▸ **Description of the task**
Note each line where "range" appears, and copy it.

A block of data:
****************************************
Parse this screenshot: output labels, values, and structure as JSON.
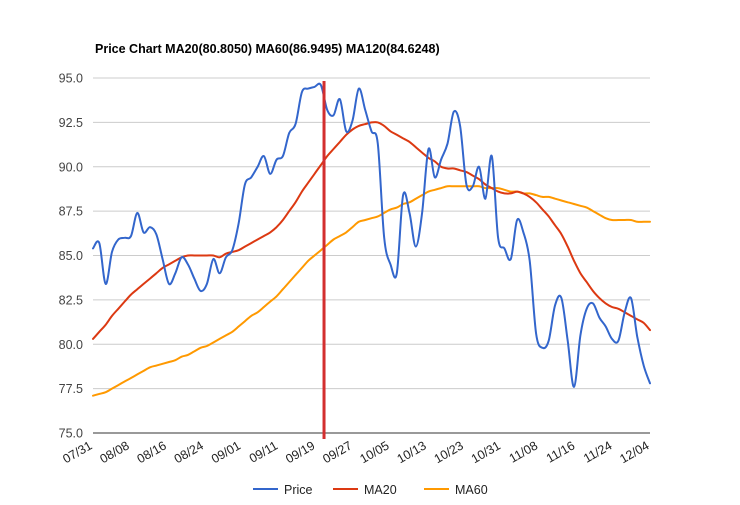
{
  "chart_data": {
    "type": "line",
    "title": "Price Chart MA20(80.8050) MA60(86.9495) MA120(84.6248)",
    "ylim": [
      75.0,
      95.0
    ],
    "yticks": [
      "75.0",
      "77.5",
      "80.0",
      "82.5",
      "85.0",
      "87.5",
      "90.0",
      "92.5",
      "95.0"
    ],
    "xticks": [
      "07/31",
      "08/08",
      "08/16",
      "08/24",
      "09/01",
      "09/11",
      "09/19",
      "09/27",
      "10/05",
      "10/13",
      "10/23",
      "10/31",
      "11/08",
      "11/16",
      "11/24",
      "12/04"
    ],
    "marker_index": 36.5,
    "marker_color": "#d32f2f",
    "grid": true,
    "legend_position": "bottom",
    "series": [
      {
        "name": "Price",
        "color": "#3366cc",
        "values": [
          85.4,
          85.7,
          83.4,
          85.2,
          85.9,
          86.0,
          86.1,
          87.4,
          86.3,
          86.6,
          86.2,
          84.8,
          83.4,
          84.0,
          84.9,
          84.5,
          83.7,
          83.0,
          83.4,
          84.8,
          84.0,
          84.9,
          85.3,
          86.8,
          89.0,
          89.4,
          90.0,
          90.6,
          89.6,
          90.4,
          90.6,
          91.9,
          92.4,
          94.2,
          94.4,
          94.5,
          94.6,
          93.2,
          92.9,
          93.8,
          92.0,
          92.6,
          94.4,
          93.2,
          92.0,
          91.3,
          86.0,
          84.5,
          84.0,
          88.4,
          87.4,
          85.5,
          87.4,
          91.0,
          89.4,
          90.4,
          91.3,
          93.1,
          92.3,
          89.0,
          88.9,
          90.0,
          88.2,
          90.6,
          86.0,
          85.4,
          84.8,
          87.0,
          86.3,
          84.7,
          80.6,
          79.8,
          80.2,
          82.2,
          82.6,
          80.2,
          77.6,
          80.5,
          82.0,
          82.3,
          81.5,
          81.0,
          80.3,
          80.2,
          81.8,
          82.6,
          80.4,
          78.8,
          77.8
        ]
      },
      {
        "name": "MA20",
        "color": "#dc3912",
        "values": [
          80.3,
          80.7,
          81.1,
          81.6,
          82.0,
          82.4,
          82.8,
          83.1,
          83.4,
          83.7,
          84.0,
          84.3,
          84.5,
          84.7,
          84.9,
          85.0,
          85.0,
          85.0,
          85.0,
          85.0,
          84.9,
          85.1,
          85.2,
          85.3,
          85.5,
          85.7,
          85.9,
          86.1,
          86.3,
          86.6,
          87.0,
          87.5,
          88.0,
          88.6,
          89.1,
          89.6,
          90.1,
          90.6,
          91.0,
          91.4,
          91.8,
          92.1,
          92.3,
          92.4,
          92.5,
          92.5,
          92.3,
          92.0,
          91.8,
          91.6,
          91.4,
          91.1,
          90.8,
          90.5,
          90.3,
          90.0,
          89.9,
          89.9,
          89.8,
          89.7,
          89.5,
          89.3,
          89.0,
          88.8,
          88.6,
          88.5,
          88.5,
          88.6,
          88.5,
          88.3,
          88.0,
          87.6,
          87.2,
          86.7,
          86.2,
          85.5,
          84.7,
          84.0,
          83.5,
          83.0,
          82.6,
          82.3,
          82.1,
          82.0,
          81.8,
          81.6,
          81.4,
          81.2,
          80.8
        ]
      },
      {
        "name": "MA60",
        "color": "#ff9900",
        "values": [
          77.1,
          77.2,
          77.3,
          77.5,
          77.7,
          77.9,
          78.1,
          78.3,
          78.5,
          78.7,
          78.8,
          78.9,
          79.0,
          79.1,
          79.3,
          79.4,
          79.6,
          79.8,
          79.9,
          80.1,
          80.3,
          80.5,
          80.7,
          81.0,
          81.3,
          81.6,
          81.8,
          82.1,
          82.4,
          82.7,
          83.1,
          83.5,
          83.9,
          84.3,
          84.7,
          85.0,
          85.3,
          85.6,
          85.9,
          86.1,
          86.3,
          86.6,
          86.9,
          87.0,
          87.1,
          87.2,
          87.4,
          87.6,
          87.7,
          87.9,
          88.0,
          88.2,
          88.4,
          88.6,
          88.7,
          88.8,
          88.9,
          88.9,
          88.9,
          88.9,
          88.9,
          88.9,
          88.8,
          88.8,
          88.8,
          88.7,
          88.6,
          88.6,
          88.5,
          88.5,
          88.4,
          88.3,
          88.3,
          88.2,
          88.1,
          88.0,
          87.9,
          87.8,
          87.7,
          87.5,
          87.3,
          87.1,
          87.0,
          87.0,
          87.0,
          87.0,
          86.9,
          86.9,
          86.9
        ]
      }
    ]
  }
}
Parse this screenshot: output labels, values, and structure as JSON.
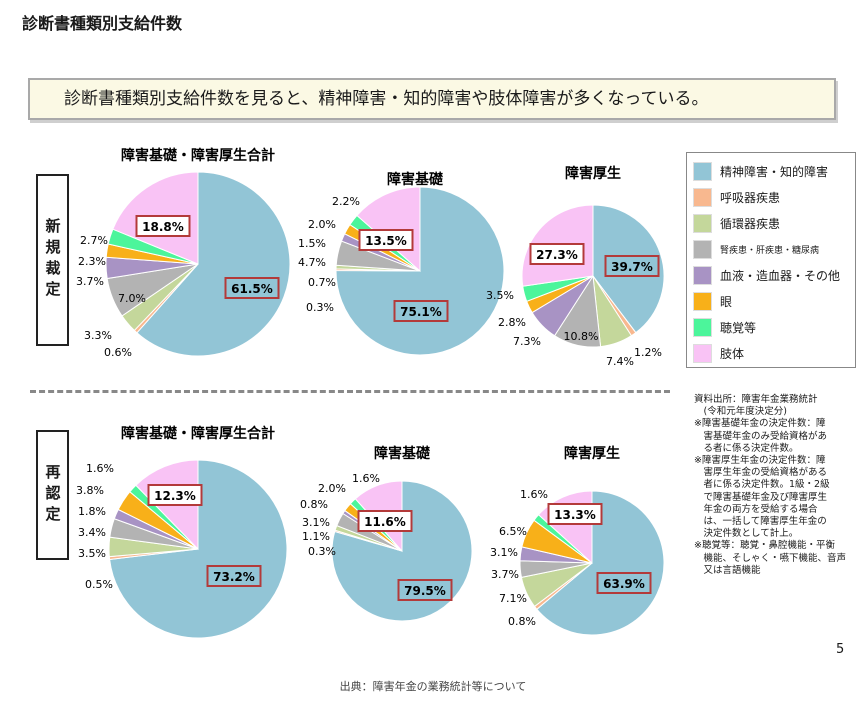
{
  "page_title": "診断書種類別支給件数",
  "summary": "診断書種類別支給件数を見ると、精神障害・知的障害や肢体障害が多くなっている。",
  "row_labels": {
    "new": "新規裁定",
    "renew": "再認定"
  },
  "legend": [
    {
      "label": "精神障害・知的障害",
      "color": "#92c5d6"
    },
    {
      "label": "呼吸器疾患",
      "color": "#f8b88f"
    },
    {
      "label": "循環器疾患",
      "color": "#c4d79b"
    },
    {
      "label": "腎疾患・肝疾患・糖尿病",
      "color": "#b3b3b3"
    },
    {
      "label": "血液・造血器・その他",
      "color": "#a893c4"
    },
    {
      "label": "眼",
      "color": "#f8b019"
    },
    {
      "label": "聴覚等",
      "color": "#4cf59b"
    },
    {
      "label": "肢体",
      "color": "#f9c3f5"
    }
  ],
  "notes": [
    "資料出所：障害年金業務統計",
    "　(令和元年度決定分)",
    "※障害基礎年金の決定件数：障",
    "　害基礎年金のみ受給資格があ",
    "　る者に係る決定件数。",
    "※障害厚生年金の決定件数：障",
    "　害厚生年金の受給資格がある",
    "　者に係る決定件数。1級・2級",
    "　で障害基礎年金及び障害厚生",
    "　年金の両方を受給する場合",
    "　は、一括して障害厚生年金の",
    "　決定件数として計上。",
    "※聴覚等：聴覚・鼻腔機能・平衡",
    "　機能、そしゃく・嚥下機能、音声",
    "　又は言語機能"
  ],
  "page_number": "5",
  "source": "出典：障害年金の業務統計等について",
  "chart_data": [
    {
      "type": "pie",
      "title": "障害基礎・障害厚生合計",
      "row": "新規裁定",
      "categories": [
        "精神障害・知的障害",
        "呼吸器疾患",
        "循環器疾患",
        "腎疾患・肝疾患・糖尿病",
        "血液・造血器・その他",
        "眼",
        "聴覚等",
        "肢体"
      ],
      "values": [
        61.5,
        0.6,
        3.3,
        7.0,
        3.7,
        2.3,
        2.7,
        18.8
      ],
      "labels": [
        "61.5%",
        "0.6%",
        "3.3%",
        "7.0%",
        "3.7%",
        "2.3%",
        "2.7%",
        "18.8%"
      ]
    },
    {
      "type": "pie",
      "title": "障害基礎",
      "row": "新規裁定",
      "categories": [
        "精神障害・知的障害",
        "呼吸器疾患",
        "循環器疾患",
        "腎疾患・肝疾患・糖尿病",
        "血液・造血器・その他",
        "眼",
        "聴覚等",
        "肢体"
      ],
      "values": [
        75.1,
        0.3,
        0.7,
        4.7,
        1.5,
        2.0,
        2.2,
        13.5
      ],
      "labels": [
        "75.1%",
        "0.3%",
        "0.7%",
        "4.7%",
        "1.5%",
        "2.0%",
        "2.2%",
        "13.5%"
      ]
    },
    {
      "type": "pie",
      "title": "障害厚生",
      "row": "新規裁定",
      "categories": [
        "精神障害・知的障害",
        "呼吸器疾患",
        "循環器疾患",
        "腎疾患・肝疾患・糖尿病",
        "血液・造血器・その他",
        "眼",
        "聴覚等",
        "肢体"
      ],
      "values": [
        39.7,
        1.2,
        7.4,
        10.8,
        7.3,
        2.8,
        3.5,
        27.3
      ],
      "labels": [
        "39.7%",
        "1.2%",
        "7.4%",
        "10.8%",
        "7.3%",
        "2.8%",
        "3.5%",
        "27.3%"
      ]
    },
    {
      "type": "pie",
      "title": "障害基礎・障害厚生合計",
      "row": "再認定",
      "categories": [
        "精神障害・知的障害",
        "呼吸器疾患",
        "循環器疾患",
        "腎疾患・肝疾患・糖尿病",
        "血液・造血器・その他",
        "眼",
        "聴覚等",
        "肢体"
      ],
      "values": [
        73.2,
        0.5,
        3.5,
        3.4,
        1.8,
        3.8,
        1.6,
        12.3
      ],
      "labels": [
        "73.2%",
        "0.5%",
        "3.5%",
        "3.4%",
        "1.8%",
        "3.8%",
        "1.6%",
        "12.3%"
      ]
    },
    {
      "type": "pie",
      "title": "障害基礎",
      "row": "再認定",
      "categories": [
        "精神障害・知的障害",
        "呼吸器疾患",
        "循環器疾患",
        "腎疾患・肝疾患・糖尿病",
        "血液・造血器・その他",
        "眼",
        "聴覚等",
        "肢体"
      ],
      "values": [
        79.5,
        0.3,
        1.1,
        3.1,
        0.8,
        2.0,
        1.6,
        11.6
      ],
      "labels": [
        "79.5%",
        "0.3%",
        "1.1%",
        "3.1%",
        "0.8%",
        "2.0%",
        "1.6%",
        "11.6%"
      ]
    },
    {
      "type": "pie",
      "title": "障害厚生",
      "row": "再認定",
      "categories": [
        "精神障害・知的障害",
        "呼吸器疾患",
        "循環器疾患",
        "腎疾患・肝疾患・糖尿病",
        "血液・造血器・その他",
        "眼",
        "聴覚等",
        "肢体"
      ],
      "values": [
        63.9,
        0.8,
        7.1,
        3.7,
        3.1,
        6.5,
        1.6,
        13.3
      ],
      "labels": [
        "63.9%",
        "0.8%",
        "7.1%",
        "3.7%",
        "3.1%",
        "6.5%",
        "1.6%",
        "13.3%"
      ]
    }
  ]
}
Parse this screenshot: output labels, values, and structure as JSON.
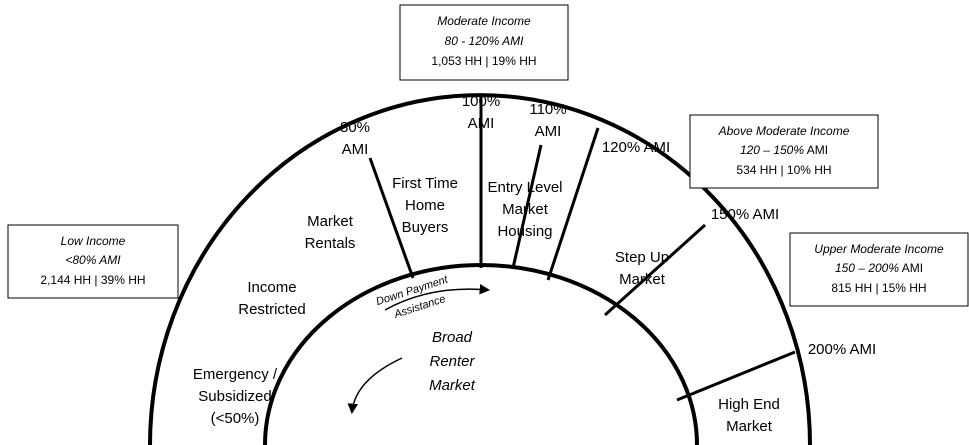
{
  "boxes": [
    {
      "title": "Moderate Income",
      "range": "80 - 120% AMI",
      "households": "1,053 HH | 19% HH"
    },
    {
      "title": "Low Income",
      "range": "<80% AMI",
      "households": "2,144 HH | 39% HH"
    },
    {
      "title": "Above Moderate Income",
      "range": "120 – 150%",
      "unit": "AMI",
      "households": "534 HH | 10% HH"
    },
    {
      "title": "Upper Moderate Income",
      "range": "150 – 200%",
      "unit": "AMI",
      "households": "815 HH | 15% HH"
    }
  ],
  "thresholds": [
    [
      "80%",
      "AMI"
    ],
    [
      "100%",
      "AMI"
    ],
    [
      "110%",
      "AMI"
    ],
    [
      "120% AMI"
    ],
    [
      "150% AMI"
    ],
    [
      "200% AMI"
    ]
  ],
  "segments": [
    [
      "Emergency /",
      "Subsidized",
      "(<50%)"
    ],
    [
      "Income",
      "Restricted"
    ],
    [
      "Market",
      "Rentals"
    ],
    [
      "First Time",
      "Home",
      "Buyers"
    ],
    [
      "Entry Level",
      "Market",
      "Housing"
    ],
    [
      "Step Up",
      "Market"
    ],
    [
      "High End",
      "Market"
    ]
  ],
  "inner": {
    "arrow_label": [
      "Down Payment",
      "Assistance"
    ],
    "center": [
      "Broad",
      "Renter",
      "Market"
    ]
  }
}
****************************************
▸ **Exercise output**
      "range": "80 - 120% AMI",
      "range": "<80% AMI",
      "range": "120 – 150%",
      "range": "150 – 200%",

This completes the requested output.